- What the exercise asks -
Look through the entries below and report how many lines hold the string "watering". Only the number is wanted.

Dataset entries on figures
·····

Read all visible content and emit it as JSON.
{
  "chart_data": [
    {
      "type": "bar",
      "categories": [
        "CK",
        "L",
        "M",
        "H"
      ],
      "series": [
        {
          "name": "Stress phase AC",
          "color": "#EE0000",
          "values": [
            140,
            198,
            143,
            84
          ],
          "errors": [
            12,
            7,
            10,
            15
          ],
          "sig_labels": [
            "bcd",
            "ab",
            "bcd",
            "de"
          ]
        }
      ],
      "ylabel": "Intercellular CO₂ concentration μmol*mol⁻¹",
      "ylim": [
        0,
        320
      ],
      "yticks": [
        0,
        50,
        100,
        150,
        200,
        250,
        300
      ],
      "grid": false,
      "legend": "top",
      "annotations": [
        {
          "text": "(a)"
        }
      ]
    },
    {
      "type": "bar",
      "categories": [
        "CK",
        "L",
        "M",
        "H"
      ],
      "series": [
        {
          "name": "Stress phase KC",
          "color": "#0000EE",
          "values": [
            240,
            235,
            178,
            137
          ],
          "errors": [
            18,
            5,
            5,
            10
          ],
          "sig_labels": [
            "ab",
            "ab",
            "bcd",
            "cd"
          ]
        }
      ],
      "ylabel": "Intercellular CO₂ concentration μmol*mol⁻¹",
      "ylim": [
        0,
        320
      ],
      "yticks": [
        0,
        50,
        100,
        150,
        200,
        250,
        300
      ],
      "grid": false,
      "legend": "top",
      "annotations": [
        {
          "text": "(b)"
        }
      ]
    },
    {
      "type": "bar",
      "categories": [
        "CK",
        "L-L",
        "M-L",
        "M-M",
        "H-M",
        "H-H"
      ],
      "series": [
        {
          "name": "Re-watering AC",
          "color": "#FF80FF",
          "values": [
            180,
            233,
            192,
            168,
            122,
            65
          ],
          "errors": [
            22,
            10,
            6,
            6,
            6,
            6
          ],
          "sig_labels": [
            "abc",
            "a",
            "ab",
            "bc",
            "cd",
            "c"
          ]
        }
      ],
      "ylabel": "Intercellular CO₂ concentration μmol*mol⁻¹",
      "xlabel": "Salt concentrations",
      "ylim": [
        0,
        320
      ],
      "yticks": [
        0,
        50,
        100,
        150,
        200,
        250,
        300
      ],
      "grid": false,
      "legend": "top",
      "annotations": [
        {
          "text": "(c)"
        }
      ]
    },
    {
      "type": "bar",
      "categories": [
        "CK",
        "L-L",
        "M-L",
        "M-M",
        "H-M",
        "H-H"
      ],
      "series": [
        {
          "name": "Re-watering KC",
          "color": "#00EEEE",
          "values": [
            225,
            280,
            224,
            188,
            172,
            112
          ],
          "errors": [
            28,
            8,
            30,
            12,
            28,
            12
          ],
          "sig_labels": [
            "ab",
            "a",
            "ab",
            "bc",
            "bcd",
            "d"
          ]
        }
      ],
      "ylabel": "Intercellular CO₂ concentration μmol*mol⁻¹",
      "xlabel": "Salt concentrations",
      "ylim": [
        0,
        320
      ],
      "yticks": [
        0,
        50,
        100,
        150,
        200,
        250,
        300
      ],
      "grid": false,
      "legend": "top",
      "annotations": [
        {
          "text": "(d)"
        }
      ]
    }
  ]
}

·····

- Expected output -
2